**What needs to be done**: Collect each line containing "Creazione".

--- Start of Excerpted records ---

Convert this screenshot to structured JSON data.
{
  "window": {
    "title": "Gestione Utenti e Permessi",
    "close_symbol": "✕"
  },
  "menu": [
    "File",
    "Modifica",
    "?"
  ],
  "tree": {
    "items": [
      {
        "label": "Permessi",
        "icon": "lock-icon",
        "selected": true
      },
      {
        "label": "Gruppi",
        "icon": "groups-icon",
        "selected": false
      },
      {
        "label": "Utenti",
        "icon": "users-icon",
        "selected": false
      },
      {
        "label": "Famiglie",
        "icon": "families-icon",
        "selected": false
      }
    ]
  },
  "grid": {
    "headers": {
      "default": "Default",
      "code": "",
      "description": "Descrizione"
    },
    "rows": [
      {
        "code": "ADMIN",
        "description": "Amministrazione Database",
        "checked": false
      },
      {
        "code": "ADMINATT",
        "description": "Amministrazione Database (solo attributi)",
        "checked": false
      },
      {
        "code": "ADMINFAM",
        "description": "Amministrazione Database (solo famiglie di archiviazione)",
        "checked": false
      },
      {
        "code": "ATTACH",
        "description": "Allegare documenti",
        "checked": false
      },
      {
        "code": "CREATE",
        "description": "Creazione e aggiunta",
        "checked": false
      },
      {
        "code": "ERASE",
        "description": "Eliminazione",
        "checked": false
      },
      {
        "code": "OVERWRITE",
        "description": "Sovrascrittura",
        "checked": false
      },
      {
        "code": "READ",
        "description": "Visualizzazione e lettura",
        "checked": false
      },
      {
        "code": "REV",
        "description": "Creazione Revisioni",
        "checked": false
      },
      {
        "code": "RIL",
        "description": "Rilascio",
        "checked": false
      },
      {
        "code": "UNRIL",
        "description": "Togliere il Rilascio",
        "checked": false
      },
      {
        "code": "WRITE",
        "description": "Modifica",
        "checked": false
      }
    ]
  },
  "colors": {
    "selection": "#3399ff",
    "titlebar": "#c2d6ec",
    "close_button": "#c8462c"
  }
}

--- End of Excerpted records ---

**Exercise output**:
        "description": "Creazione e aggiunta",
        "description": "Creazione Revisioni",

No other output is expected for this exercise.